» **EXTRACTED DATA**:
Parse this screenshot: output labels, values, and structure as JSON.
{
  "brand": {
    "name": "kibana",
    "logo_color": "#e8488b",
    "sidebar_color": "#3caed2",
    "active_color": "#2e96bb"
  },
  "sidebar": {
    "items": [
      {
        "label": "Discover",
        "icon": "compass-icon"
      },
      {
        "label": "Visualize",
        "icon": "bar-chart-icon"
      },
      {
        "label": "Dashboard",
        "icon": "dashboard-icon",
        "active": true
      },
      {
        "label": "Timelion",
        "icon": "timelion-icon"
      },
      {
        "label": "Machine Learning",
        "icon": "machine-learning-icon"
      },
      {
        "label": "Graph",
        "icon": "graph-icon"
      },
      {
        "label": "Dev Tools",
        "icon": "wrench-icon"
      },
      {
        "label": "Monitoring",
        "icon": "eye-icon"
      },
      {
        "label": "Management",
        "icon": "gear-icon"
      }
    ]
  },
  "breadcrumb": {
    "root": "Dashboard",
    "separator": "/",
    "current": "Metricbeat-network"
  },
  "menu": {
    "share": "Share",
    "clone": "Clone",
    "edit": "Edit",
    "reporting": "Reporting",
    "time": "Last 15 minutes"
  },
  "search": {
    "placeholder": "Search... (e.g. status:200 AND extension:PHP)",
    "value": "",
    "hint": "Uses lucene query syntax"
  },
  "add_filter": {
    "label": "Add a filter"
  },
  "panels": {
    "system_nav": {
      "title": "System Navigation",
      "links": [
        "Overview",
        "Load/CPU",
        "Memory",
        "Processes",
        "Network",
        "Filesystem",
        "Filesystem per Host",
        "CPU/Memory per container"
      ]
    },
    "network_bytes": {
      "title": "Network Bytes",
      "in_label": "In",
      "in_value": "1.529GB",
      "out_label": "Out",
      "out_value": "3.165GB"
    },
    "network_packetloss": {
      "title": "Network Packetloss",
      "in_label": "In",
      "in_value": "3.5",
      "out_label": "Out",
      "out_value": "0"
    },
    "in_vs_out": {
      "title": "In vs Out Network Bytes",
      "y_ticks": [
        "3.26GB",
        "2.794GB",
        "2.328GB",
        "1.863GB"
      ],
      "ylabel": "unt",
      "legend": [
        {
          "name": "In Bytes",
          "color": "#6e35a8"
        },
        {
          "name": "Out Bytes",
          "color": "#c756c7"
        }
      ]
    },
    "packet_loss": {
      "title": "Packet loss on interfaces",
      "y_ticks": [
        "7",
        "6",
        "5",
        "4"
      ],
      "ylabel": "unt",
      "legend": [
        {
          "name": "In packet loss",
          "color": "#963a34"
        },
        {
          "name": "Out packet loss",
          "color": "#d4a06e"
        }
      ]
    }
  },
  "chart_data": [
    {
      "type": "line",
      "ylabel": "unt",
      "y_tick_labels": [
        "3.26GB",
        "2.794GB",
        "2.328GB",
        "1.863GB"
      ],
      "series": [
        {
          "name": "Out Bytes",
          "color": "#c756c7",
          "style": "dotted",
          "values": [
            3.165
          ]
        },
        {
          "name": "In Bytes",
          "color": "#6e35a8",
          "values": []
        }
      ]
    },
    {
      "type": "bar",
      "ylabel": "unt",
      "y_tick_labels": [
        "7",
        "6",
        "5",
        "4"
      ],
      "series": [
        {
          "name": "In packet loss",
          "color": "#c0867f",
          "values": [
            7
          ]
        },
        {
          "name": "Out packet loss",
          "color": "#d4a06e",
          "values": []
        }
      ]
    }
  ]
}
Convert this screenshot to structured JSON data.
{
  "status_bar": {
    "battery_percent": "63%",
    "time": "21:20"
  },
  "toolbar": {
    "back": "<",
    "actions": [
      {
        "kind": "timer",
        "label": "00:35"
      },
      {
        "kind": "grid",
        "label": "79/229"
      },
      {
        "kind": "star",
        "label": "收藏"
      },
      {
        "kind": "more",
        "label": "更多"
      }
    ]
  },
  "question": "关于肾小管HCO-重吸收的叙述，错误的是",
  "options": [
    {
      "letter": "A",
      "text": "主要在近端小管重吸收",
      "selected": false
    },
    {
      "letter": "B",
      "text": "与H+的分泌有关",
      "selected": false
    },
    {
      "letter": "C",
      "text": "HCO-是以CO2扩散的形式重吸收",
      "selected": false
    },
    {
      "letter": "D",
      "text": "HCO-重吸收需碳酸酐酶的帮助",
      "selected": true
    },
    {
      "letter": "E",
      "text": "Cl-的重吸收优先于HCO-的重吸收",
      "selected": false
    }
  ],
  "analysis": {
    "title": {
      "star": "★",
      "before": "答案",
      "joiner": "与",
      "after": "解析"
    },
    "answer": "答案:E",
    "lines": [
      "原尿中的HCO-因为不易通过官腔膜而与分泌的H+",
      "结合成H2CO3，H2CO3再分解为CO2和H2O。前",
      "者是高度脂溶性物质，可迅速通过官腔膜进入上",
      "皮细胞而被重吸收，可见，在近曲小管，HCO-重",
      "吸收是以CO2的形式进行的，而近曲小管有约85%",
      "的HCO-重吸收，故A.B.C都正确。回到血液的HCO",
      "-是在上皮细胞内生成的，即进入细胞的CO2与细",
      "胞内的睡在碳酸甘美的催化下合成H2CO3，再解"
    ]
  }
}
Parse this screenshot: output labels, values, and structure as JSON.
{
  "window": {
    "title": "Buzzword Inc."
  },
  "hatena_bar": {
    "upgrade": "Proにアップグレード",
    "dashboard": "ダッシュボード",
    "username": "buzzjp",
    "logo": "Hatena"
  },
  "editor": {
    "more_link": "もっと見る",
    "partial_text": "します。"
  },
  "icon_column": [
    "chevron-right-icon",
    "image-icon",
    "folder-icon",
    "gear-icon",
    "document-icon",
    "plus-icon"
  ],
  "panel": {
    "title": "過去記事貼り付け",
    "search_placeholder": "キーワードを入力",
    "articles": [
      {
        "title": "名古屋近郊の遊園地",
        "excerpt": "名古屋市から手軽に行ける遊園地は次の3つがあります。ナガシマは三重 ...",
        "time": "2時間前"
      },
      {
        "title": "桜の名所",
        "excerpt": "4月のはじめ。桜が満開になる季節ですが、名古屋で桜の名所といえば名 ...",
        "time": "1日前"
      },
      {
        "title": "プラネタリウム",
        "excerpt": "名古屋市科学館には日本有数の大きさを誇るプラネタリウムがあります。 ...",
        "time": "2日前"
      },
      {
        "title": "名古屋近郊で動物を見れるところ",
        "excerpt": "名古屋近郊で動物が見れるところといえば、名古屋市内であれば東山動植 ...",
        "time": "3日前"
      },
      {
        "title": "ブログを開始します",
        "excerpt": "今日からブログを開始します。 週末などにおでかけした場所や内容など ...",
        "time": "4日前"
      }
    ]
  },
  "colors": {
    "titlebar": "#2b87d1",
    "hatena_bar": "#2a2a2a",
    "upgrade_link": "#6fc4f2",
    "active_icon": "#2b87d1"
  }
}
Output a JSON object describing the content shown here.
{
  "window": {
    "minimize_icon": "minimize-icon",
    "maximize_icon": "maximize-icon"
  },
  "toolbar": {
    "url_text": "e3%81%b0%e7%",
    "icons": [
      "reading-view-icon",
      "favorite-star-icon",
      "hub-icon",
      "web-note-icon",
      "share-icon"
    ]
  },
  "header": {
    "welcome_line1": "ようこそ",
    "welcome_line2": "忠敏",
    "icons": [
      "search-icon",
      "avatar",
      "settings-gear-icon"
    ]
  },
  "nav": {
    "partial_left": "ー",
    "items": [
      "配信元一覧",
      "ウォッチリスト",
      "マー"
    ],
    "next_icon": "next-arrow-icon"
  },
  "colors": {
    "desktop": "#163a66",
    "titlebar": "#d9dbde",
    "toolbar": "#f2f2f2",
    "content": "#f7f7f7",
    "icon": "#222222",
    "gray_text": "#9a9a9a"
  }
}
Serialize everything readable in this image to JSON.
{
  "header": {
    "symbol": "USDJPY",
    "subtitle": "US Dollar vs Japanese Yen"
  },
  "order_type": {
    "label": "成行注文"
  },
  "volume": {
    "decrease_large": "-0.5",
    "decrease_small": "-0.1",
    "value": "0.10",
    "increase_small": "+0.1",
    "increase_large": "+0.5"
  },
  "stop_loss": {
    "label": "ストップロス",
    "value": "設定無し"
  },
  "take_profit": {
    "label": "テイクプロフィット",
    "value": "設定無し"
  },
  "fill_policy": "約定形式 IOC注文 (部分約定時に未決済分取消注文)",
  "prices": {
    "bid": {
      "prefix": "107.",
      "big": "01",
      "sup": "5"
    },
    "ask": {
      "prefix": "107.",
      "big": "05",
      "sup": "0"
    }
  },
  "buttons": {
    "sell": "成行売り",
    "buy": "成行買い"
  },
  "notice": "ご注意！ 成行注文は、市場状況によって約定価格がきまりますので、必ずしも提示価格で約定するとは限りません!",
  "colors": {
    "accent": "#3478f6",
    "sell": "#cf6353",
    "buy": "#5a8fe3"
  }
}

» **SET EXERCISE**: Of the lines in the material, how many hold the word "image"? Reply with the number only.

» **SOLUTION FOR THIS EXERCISE**: 2